• **What this task involves**:
Go through the entries below and collect each line with the string "Compared" in it.

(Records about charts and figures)
------------------------------------
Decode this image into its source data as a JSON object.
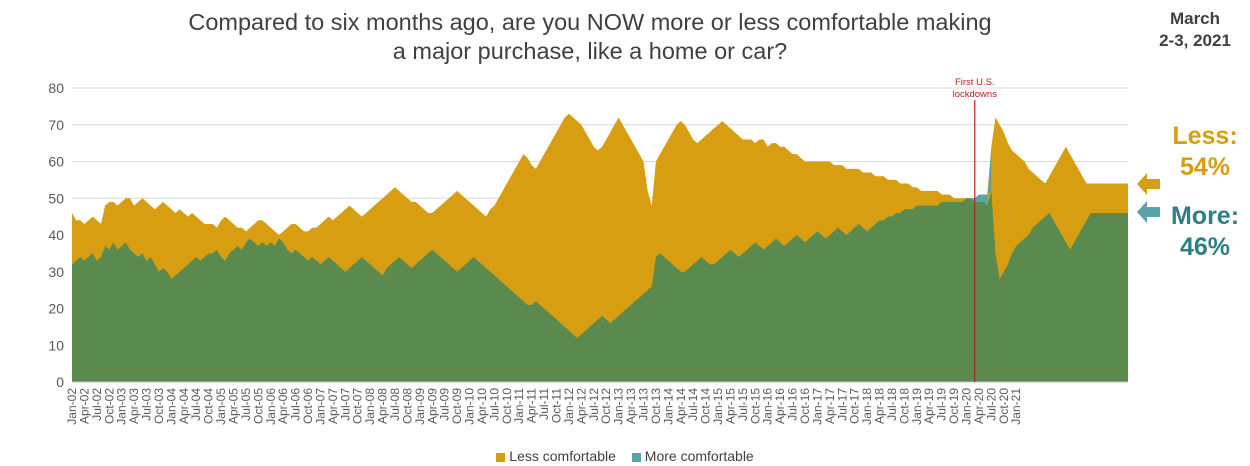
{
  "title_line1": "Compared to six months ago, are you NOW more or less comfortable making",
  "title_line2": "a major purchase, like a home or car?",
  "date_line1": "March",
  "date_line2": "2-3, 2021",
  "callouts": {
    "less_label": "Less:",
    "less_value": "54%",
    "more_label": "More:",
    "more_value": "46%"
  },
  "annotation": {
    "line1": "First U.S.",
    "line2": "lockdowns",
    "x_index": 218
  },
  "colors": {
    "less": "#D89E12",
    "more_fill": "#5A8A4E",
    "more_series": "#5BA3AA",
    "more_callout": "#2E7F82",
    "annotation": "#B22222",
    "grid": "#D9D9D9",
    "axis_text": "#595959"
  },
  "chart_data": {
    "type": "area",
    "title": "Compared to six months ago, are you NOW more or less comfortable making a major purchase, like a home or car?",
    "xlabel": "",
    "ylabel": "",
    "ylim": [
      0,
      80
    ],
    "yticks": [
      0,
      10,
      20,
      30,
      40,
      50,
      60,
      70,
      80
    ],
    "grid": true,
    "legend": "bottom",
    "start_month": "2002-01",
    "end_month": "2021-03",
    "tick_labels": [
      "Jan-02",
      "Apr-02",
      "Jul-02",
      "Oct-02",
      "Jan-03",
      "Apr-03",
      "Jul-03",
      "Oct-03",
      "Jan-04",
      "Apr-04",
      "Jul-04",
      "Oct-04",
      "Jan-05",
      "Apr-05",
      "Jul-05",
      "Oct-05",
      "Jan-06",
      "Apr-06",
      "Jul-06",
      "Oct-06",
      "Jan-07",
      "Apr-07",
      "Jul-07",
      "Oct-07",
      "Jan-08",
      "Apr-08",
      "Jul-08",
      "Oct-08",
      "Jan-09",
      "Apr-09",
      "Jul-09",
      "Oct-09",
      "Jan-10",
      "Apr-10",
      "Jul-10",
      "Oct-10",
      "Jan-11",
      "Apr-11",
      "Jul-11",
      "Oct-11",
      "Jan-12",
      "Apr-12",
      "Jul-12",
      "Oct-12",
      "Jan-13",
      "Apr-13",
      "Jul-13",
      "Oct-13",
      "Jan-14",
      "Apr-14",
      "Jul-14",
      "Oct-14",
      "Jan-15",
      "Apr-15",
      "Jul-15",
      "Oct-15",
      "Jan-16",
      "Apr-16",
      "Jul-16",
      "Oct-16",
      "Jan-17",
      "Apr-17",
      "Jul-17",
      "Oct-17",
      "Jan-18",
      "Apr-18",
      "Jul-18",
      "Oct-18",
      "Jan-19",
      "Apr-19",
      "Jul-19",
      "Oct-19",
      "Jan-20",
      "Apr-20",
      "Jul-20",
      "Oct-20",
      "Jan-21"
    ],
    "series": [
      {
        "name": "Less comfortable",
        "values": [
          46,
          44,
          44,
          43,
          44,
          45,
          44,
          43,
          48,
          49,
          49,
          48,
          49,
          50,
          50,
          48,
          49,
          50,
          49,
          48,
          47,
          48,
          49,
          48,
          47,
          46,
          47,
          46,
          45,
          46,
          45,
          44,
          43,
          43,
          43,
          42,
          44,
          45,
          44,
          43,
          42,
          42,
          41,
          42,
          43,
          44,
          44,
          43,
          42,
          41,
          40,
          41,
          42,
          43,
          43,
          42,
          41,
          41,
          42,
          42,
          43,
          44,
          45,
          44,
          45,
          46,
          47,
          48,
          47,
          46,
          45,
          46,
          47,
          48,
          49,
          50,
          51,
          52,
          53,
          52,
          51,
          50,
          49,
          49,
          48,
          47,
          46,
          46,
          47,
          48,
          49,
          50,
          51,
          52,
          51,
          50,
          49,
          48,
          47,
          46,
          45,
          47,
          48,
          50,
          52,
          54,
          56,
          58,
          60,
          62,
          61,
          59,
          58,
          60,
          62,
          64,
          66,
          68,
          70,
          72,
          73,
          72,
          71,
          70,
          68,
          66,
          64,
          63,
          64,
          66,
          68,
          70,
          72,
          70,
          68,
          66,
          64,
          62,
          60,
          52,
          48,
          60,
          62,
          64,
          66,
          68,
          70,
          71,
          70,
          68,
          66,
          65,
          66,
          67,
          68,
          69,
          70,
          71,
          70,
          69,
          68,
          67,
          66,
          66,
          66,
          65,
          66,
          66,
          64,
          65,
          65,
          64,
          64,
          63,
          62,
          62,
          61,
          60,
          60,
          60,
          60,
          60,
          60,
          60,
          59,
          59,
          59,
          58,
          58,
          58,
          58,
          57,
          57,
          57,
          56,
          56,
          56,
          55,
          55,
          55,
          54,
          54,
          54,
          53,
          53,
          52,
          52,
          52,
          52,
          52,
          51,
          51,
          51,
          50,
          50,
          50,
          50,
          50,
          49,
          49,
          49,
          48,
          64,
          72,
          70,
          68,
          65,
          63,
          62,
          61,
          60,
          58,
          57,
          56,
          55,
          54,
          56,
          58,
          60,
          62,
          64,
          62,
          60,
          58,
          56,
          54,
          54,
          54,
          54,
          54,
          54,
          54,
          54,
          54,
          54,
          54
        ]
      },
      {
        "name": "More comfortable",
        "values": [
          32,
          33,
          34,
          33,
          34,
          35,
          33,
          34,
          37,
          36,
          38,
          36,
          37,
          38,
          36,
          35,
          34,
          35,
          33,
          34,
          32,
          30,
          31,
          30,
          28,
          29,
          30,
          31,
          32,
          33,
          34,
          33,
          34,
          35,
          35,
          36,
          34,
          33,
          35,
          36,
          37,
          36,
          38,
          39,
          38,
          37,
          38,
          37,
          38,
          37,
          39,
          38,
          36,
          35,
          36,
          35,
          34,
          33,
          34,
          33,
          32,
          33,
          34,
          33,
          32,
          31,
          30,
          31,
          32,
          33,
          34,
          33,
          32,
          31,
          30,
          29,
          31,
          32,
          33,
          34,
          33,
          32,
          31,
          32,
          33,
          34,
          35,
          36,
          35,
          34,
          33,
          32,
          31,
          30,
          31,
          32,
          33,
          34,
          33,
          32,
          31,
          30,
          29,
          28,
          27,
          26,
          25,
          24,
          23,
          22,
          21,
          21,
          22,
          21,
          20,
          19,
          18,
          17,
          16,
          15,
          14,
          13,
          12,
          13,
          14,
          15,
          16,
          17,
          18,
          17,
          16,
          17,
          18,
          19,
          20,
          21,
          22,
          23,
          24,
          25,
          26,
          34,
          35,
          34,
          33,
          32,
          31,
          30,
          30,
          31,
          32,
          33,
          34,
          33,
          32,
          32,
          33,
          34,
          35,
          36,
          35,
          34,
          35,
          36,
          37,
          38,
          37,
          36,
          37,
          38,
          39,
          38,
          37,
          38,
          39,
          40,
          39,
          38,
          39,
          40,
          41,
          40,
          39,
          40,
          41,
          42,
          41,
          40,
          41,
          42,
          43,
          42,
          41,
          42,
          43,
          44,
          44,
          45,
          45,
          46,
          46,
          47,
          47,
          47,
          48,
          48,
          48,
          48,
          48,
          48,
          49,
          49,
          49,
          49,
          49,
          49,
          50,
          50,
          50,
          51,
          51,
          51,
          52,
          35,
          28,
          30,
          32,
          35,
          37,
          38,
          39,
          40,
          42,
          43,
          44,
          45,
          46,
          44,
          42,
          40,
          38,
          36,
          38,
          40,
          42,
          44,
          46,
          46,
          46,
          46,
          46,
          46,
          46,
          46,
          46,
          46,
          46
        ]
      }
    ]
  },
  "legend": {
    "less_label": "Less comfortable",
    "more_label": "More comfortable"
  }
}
------------------------------------
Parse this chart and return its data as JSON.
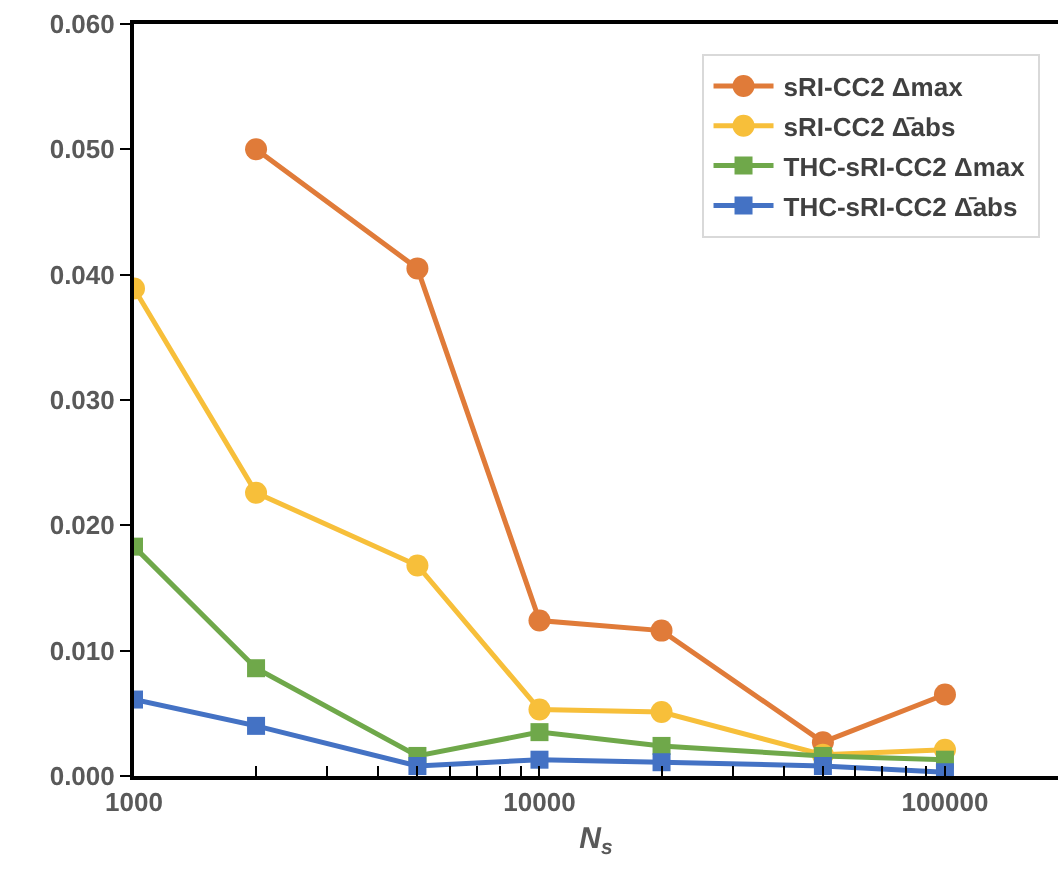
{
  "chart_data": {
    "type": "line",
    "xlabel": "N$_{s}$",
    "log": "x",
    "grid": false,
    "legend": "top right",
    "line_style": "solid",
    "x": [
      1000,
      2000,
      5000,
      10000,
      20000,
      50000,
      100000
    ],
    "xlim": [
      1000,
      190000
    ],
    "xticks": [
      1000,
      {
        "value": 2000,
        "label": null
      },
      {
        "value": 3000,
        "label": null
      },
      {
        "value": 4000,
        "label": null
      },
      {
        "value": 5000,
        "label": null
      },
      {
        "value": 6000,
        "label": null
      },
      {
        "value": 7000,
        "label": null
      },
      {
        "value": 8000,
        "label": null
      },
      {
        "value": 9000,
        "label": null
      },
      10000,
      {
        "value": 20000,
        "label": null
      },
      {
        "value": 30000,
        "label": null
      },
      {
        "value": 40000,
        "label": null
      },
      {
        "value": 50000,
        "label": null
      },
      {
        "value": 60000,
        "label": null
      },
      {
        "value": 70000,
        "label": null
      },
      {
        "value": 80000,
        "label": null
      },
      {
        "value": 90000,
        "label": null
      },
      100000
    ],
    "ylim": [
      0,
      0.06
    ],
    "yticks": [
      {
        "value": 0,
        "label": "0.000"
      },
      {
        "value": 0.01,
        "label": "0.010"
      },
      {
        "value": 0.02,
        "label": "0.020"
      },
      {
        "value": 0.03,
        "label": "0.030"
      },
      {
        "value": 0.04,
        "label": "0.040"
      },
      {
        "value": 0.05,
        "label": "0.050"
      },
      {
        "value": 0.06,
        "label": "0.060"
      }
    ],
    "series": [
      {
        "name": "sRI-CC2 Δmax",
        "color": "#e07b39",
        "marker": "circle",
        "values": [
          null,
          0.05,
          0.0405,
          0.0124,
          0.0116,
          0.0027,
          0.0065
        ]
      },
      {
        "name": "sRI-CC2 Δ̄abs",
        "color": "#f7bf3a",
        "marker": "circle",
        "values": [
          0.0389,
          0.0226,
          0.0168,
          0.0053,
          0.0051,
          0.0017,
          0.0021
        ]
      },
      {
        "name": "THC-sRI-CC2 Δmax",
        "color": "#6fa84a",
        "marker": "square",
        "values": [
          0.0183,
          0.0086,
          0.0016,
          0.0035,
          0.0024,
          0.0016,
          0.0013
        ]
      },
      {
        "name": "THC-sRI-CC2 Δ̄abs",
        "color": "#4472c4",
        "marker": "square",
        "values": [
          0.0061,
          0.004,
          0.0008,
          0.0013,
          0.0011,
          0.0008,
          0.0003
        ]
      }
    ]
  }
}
------------------------------------
• **Solution below**:
  "title_line1": "Compared to six months ago, are you NOW more or less comfortable making",
    "title": "Compared to six months ago, are you NOW more or less comfortable making a major purchase, like a home or car?",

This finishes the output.